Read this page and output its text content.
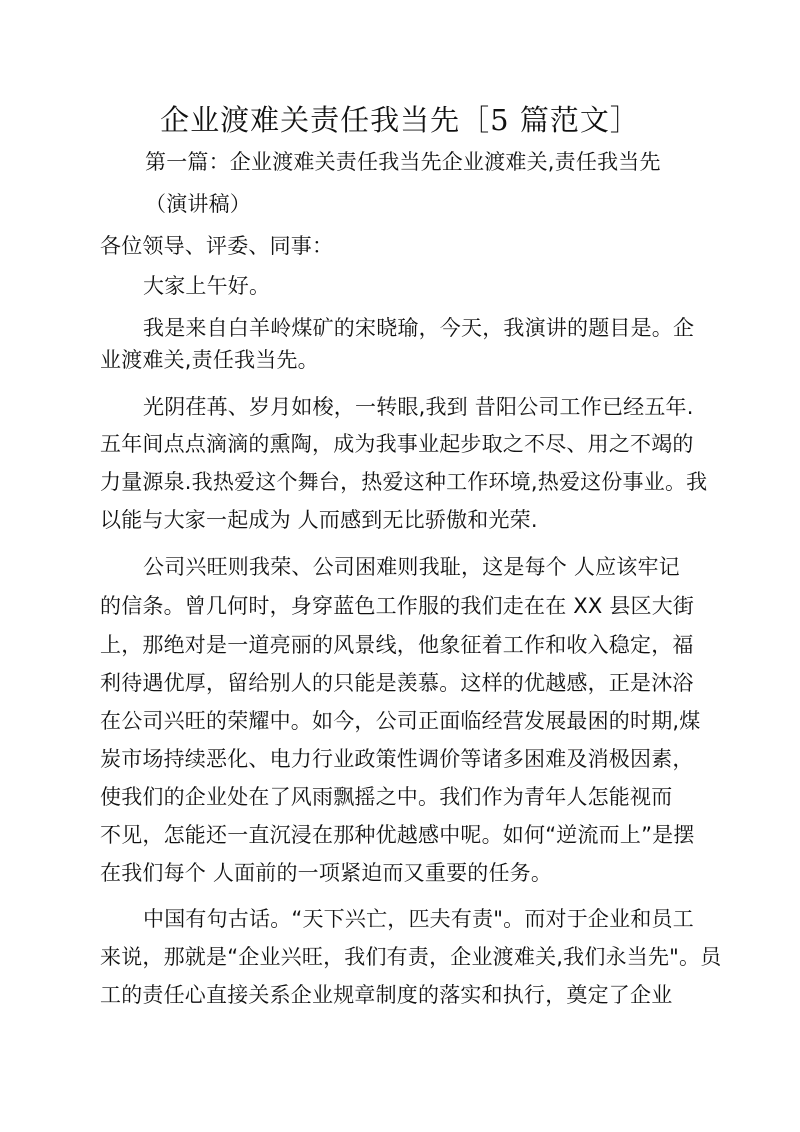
企业渡难关责任我当先［5 篇范文］
第一篇：企业渡难关责任我当先企业渡难关,责任我当先
（演讲稿）
各位领导、评委、同事：
大家上午好。
我是来自白羊岭煤矿的宋晓瑜，今天，我演讲的题目是。企
业渡难关,责任我当先。
光阴荏苒、岁月如梭，一转眼,我到 昔阳公司工作已经五年.
五年间点点滴滴的熏陶，成为我事业起步取之不尽、用之不竭的
力量源泉.我热爱这个舞台，热爱这种工作环境,热爱这份事业。我
以能与大家一起成为 人而感到无比骄傲和光荣.
公司兴旺则我荣、公司困难则我耻，这是每个 人应该牢记
的信条。曾几何时，身穿蓝色工作服的我们走在在 XX 县区大街
上，那绝对是一道亮丽的风景线，他象征着工作和收入稳定，福
利待遇优厚，留给别人的只能是羡慕。这样的优越感，正是沐浴
在公司兴旺的荣耀中。如今，公司正面临经营发展最困的时期,煤
炭市场持续恶化、电力行业政策性调价等诸多困难及消极因素，
使我们的企业处在了风雨飘摇之中。我们作为青年人怎能视而
不见，怎能还一直沉浸在那种优越感中呢。如何“逆流而上”是摆
在我们每个 人面前的一项紧迫而又重要的任务。
中国有句古话。“天下兴亡，匹夫有责"。而对于企业和员工
来说，那就是“企业兴旺，我们有责，企业渡难关,我们永当先"。员
工的责任心直接关系企业规章制度的落实和执行，奠定了企业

## [Exercise description]
Give an exact copy of the material, leaving out every picture.

## [Response]
Read this page and output its text content.
企业渡难关责任我当先［5 篇范文］
第一篇：企业渡难关责任我当先企业渡难关,责任我当先
（演讲稿）
各位领导、评委、同事：
大家上午好。
我是来自白羊岭煤矿的宋晓瑜，今天，我演讲的题目是。企
业渡难关,责任我当先。
光阴荏苒、岁月如梭，一转眼,我到 昔阳公司工作已经五年.
五年间点点滴滴的熏陶，成为我事业起步取之不尽、用之不竭的
力量源泉.我热爱这个舞台，热爱这种工作环境,热爱这份事业。我
以能与大家一起成为 人而感到无比骄傲和光荣.
公司兴旺则我荣、公司困难则我耻，这是每个 人应该牢记
的信条。曾几何时，身穿蓝色工作服的我们走在在 XX 县区大街
上，那绝对是一道亮丽的风景线，他象征着工作和收入稳定，福
利待遇优厚，留给别人的只能是羡慕。这样的优越感，正是沐浴
在公司兴旺的荣耀中。如今，公司正面临经营发展最困的时期,煤
炭市场持续恶化、电力行业政策性调价等诸多困难及消极因素，
使我们的企业处在了风雨飘摇之中。我们作为青年人怎能视而
不见，怎能还一直沉浸在那种优越感中呢。如何“逆流而上”是摆
在我们每个 人面前的一项紧迫而又重要的任务。
中国有句古话。“天下兴亡，匹夫有责"。而对于企业和员工
来说，那就是“企业兴旺，我们有责，企业渡难关,我们永当先"。员
工的责任心直接关系企业规章制度的落实和执行，奠定了企业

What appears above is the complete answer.